(Excerpt from a dataset)

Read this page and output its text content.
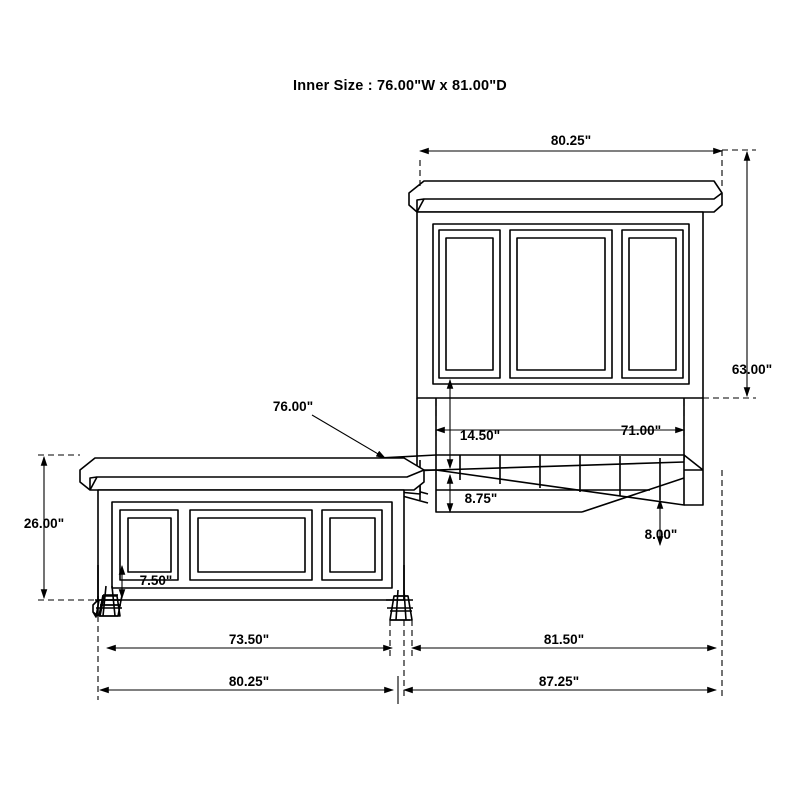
Inner Size : 76.00"W x 81.00"D
80.25"
63.00"
71.00"
14.50"
8.75"
8.00"
76.00"
26.00"
7.50"
73.50"	81.50"
80.25"	87.25"
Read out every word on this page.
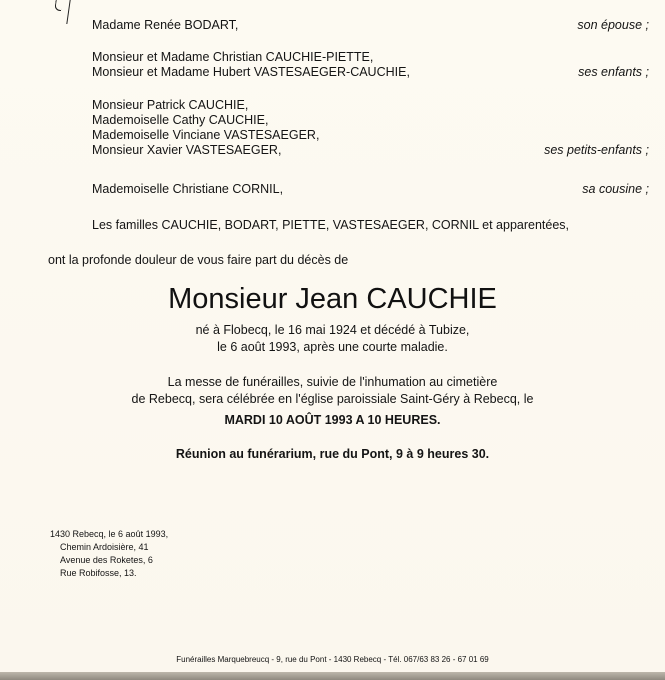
Madame Renée BODART,	son épouse ;
Monsieur et Madame Christian CAUCHIE-PIETTE,
Monsieur et Madame Hubert VASTESAEGER-CAUCHIE,	ses enfants ;
Monsieur Patrick CAUCHIE,
Mademoiselle Cathy CAUCHIE,
Mademoiselle Vinciane VASTESAEGER,
Monsieur Xavier VASTESAEGER,	ses petits-enfants ;
Mademoiselle Christiane CORNIL,	sa cousine ;
Les familles CAUCHIE, BODART, PIETTE, VASTESAEGER, CORNIL et apparentées,
ont la profonde douleur de vous faire part du décès de
Monsieur Jean CAUCHIE
né à Flobecq, le 16 mai 1924 et décédé à Tubize,
le 6 août 1993, après une courte maladie.
La messe de funérailles, suivie de l'inhumation au cimetière
de Rebecq, sera célébrée en l'église paroissiale Saint-Géry à Rebecq, le
MARDI 10 AOÛT 1993 A 10 HEURES.
Réunion au funérarium, rue du Pont, 9 à 9 heures 30.
1430 Rebecq, le 6 août 1993,
Chemin Ardoisière, 41
Avenue des Roketes, 6
Rue Robifosse, 13.
Funérailles Marquebreucq - 9, rue du Pont - 1430 Rebecq - Tél. 067/63 83 26 - 67 01 69
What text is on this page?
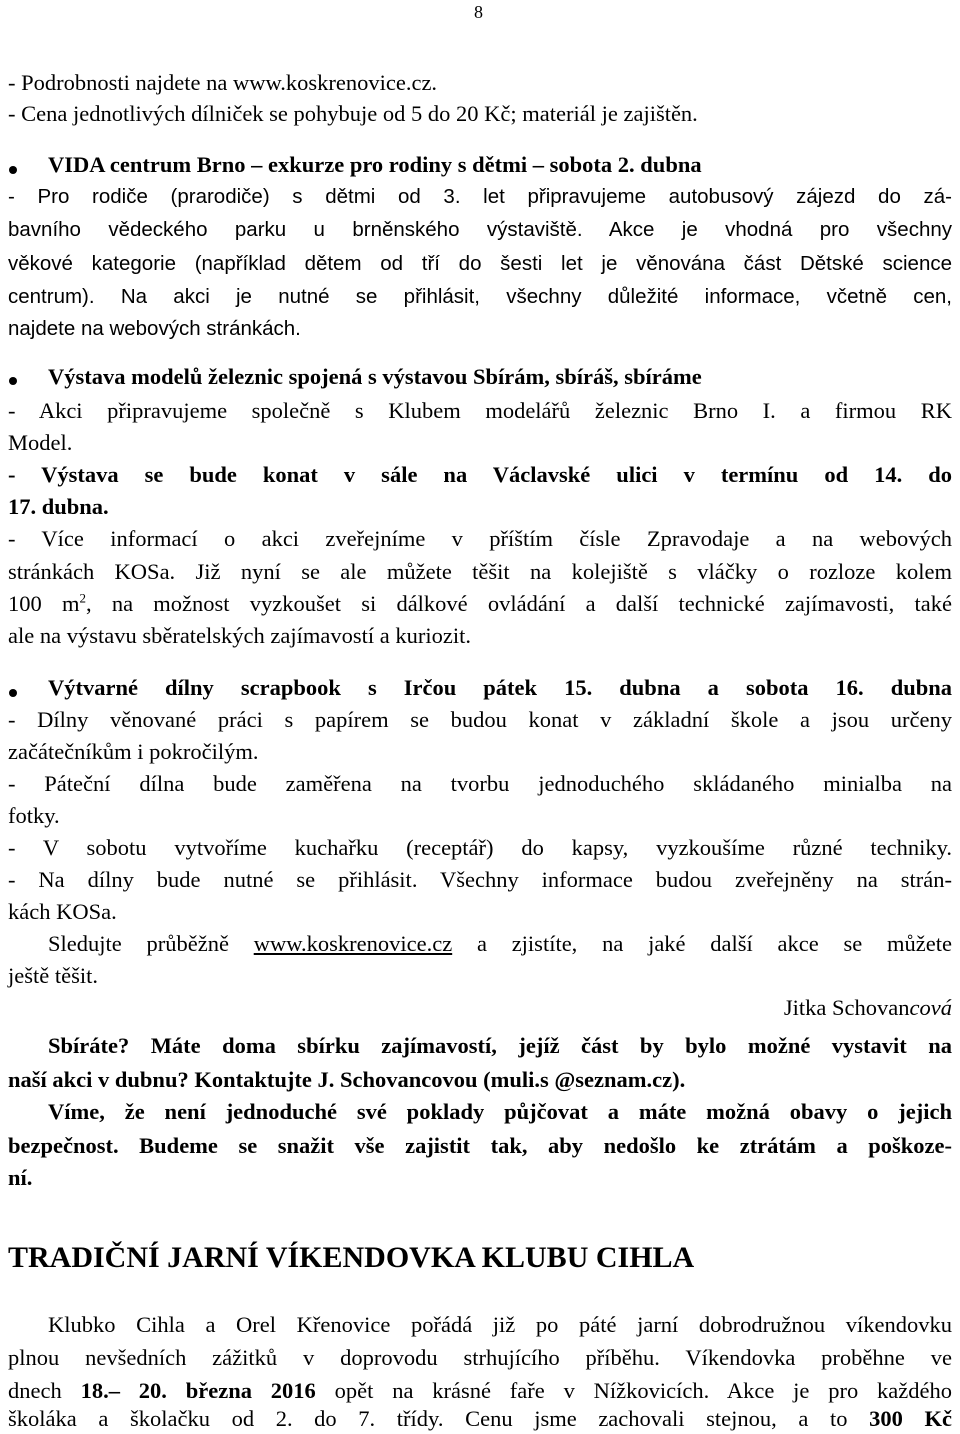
8
- Podrobnosti najdete na www.koskrenovice.cz.
- Cena jednotlivých dílniček se pohybuje od 5 do 20 Kč; materiál je zajištěn.
VIDA centrum Brno – exkurze pro rodiny s dětmi – sobota 2. dubna
- Pro rodiče (prarodiče) s dětmi od 3. let připravujeme autobusový zájezd do zá-
bavního vědeckého parku u brněnského výstaviště. Akce je vhodná pro všechny
věkové kategorie (například dětem od tří do šesti let je věnována část Dětské science
centrum). Na akci je nutné se přihlásit, všechny důležité informace, včetně cen,
najdete na webových stránkách.
Výstava modelů železnic spojená s výstavou Sbírám, sbíráš, sbíráme
- Akci připravujeme společně s Klubem modelářů železnic Brno I. a firmou RK
Model.
- Výstava se bude konat v sále na Václavské ulici v termínu od 14. do
17. dubna.
- Více informací o akci zveřejníme v příštím čísle Zpravodaje a na webových
stránkách KOSa. Již nyní se ale můžete těšit na kolejiště s vláčky o rozloze kolem
100 $m^2$, na možnost vyzkoušet si dálkové ovládání a další technické zajímavosti, také
ale na výstavu sběratelských zajímavostí a kuriozit.
Výtvarné dílny scrapbook s Irčou pátek 15. dubna a sobota 16. dubna
- Dílny věnované práci s papírem se budou konat v základní škole a jsou určeny
začátečníkům i pokročilým.
- Páteční dílna bude zaměřena na tvorbu jednoduchého skládaného minialba na
fotky.
- V sobotu vytvoříme kuchařku (receptář) do kapsy, vyzkoušíme různé techniky.
- Na dílny bude nutné se přihlásit. Všechny informace budou zveřejněny na strán-
kách KOSa.
Sledujte průběžně www.koskrenovice.cz a zjistíte, na jaké další akce se můžete
ještě těšit.
Jitka Schovancová
Sbíráte? Máte doma sbírku zajímavostí, jejíž část by bylo možné vystavit na
naší akci v dubnu? Kontaktujte J. Schovancovou (muli.s @seznam.cz).
Víme, že není jednoduché své poklady půjčovat a máte možná obavy o jejich
bezpečnost. Budeme se snažit vše zajistit tak, aby nedošlo ke ztrátám a poškoze-
ní.
TRADIČNÍ JARNÍ VÍKENDOVKA KLUBU CIHLA
Klubko Cihla a Orel Křenovice pořádá již po páté jarní dobrodružnou víkendovku
plnou nevšedních zážitků v doprovodu strhujícího příběhu. Víkendovka proběhne ve
dnech 18.– 20. března 2016 opět na krásné faře v Nížkovicích. Akce je pro každého
školáka a školačku od 2. do 7. třídy. Cenu jsme zachovali stejnou, a to 300 Kč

→ **EXERCISE REQUIREMENTS**:
Copy out the entries verbatim and leave the images out.

→ **FULL SOLUTION**:
Read this page and output its text content.
Inner Size : 76.00"W x 81.00"D
80.25"
63.00"
71.00"
14.50"
8.75"
8.00"
76.00"
26.00"
7.50"
73.50"	81.50"
80.25"	87.25"
Read out every word on this page.
Madame Renée BODART,	son épouse ;
Monsieur et Madame Christian CAUCHIE-PIETTE,
Monsieur et Madame Hubert VASTESAEGER-CAUCHIE,	ses enfants ;
Monsieur Patrick CAUCHIE,
Mademoiselle Cathy CAUCHIE,
Mademoiselle Vinciane VASTESAEGER,
Monsieur Xavier VASTESAEGER,	ses petits-enfants ;
Mademoiselle Christiane CORNIL,	sa cousine ;
Les familles CAUCHIE, BODART, PIETTE, VASTESAEGER, CORNIL et apparentées,
ont la profonde douleur de vous faire part du décès de
Monsieur Jean CAUCHIE
né à Flobecq, le 16 mai 1924 et décédé à Tubize,
le 6 août 1993, après une courte maladie.
La messe de funérailles, suivie de l'inhumation au cimetière
de Rebecq, sera célébrée en l'église paroissiale Saint-Géry à Rebecq, le
MARDI 10 AOÛT 1993 A 10 HEURES.
Réunion au funérarium, rue du Pont, 9 à 9 heures 30.
1430 Rebecq, le 6 août 1993,
Chemin Ardoisière, 41
Avenue des Roketes, 6
Rue Robifosse, 13.
Funérailles Marquebreucq - 9, rue du Pont - 1430 Rebecq - Tél. 067/63 83 26 - 67 01 69
What text is on this page?
8
- Podrobnosti najdete na www.koskrenovice.cz.
- Cena jednotlivých dílniček se pohybuje od 5 do 20 Kč; materiál je zajištěn.
VIDA centrum Brno – exkurze pro rodiny s dětmi – sobota 2. dubna
- Pro rodiče (prarodiče) s dětmi od 3. let připravujeme autobusový zájezd do zá-
bavního vědeckého parku u brněnského výstaviště. Akce je vhodná pro všechny
věkové kategorie (například dětem od tří do šesti let je věnována část Dětské science
centrum). Na akci je nutné se přihlásit, všechny důležité informace, včetně cen,
najdete na webových stránkách.
Výstava modelů železnic spojená s výstavou Sbírám, sbíráš, sbíráme
- Akci připravujeme společně s Klubem modelářů železnic Brno I. a firmou RK
Model.
- Výstava se bude konat v sále na Václavské ulici v termínu od 14. do
17. dubna.
- Více informací o akci zveřejníme v příštím čísle Zpravodaje a na webových
stránkách KOSa. Již nyní se ale můžete těšit na kolejiště s vláčky o rozloze kolem
100 $m^2$, na možnost vyzkoušet si dálkové ovládání a další technické zajímavosti, také
ale na výstavu sběratelských zajímavostí a kuriozit.
Výtvarné dílny scrapbook s Irčou pátek 15. dubna a sobota 16. dubna
- Dílny věnované práci s papírem se budou konat v základní škole a jsou určeny
začátečníkům i pokročilým.
- Páteční dílna bude zaměřena na tvorbu jednoduchého skládaného minialba na
fotky.
- V sobotu vytvoříme kuchařku (receptář) do kapsy, vyzkoušíme různé techniky.
- Na dílny bude nutné se přihlásit. Všechny informace budou zveřejněny na strán-
kách KOSa.
Sledujte průběžně www.koskrenovice.cz a zjistíte, na jaké další akce se můžete
ještě těšit.
Jitka Schovancová
Sbíráte? Máte doma sbírku zajímavostí, jejíž část by bylo možné vystavit na
naší akci v dubnu? Kontaktujte J. Schovancovou (muli.s @seznam.cz).
Víme, že není jednoduché své poklady půjčovat a máte možná obavy o jejich
bezpečnost. Budeme se snažit vše zajistit tak, aby nedošlo ke ztrátám a poškoze-
ní.
TRADIČNÍ JARNÍ VÍKENDOVKA KLUBU CIHLA
Klubko Cihla a Orel Křenovice pořádá již po páté jarní dobrodružnou víkendovku
plnou nevšedních zážitků v doprovodu strhujícího příběhu. Víkendovka proběhne ve
dnech 18.– 20. března 2016 opět na krásné faře v Nížkovicích. Akce je pro každého
školáka a školačku od 2. do 7. třídy. Cenu jsme zachovali stejnou, a to 300 Kč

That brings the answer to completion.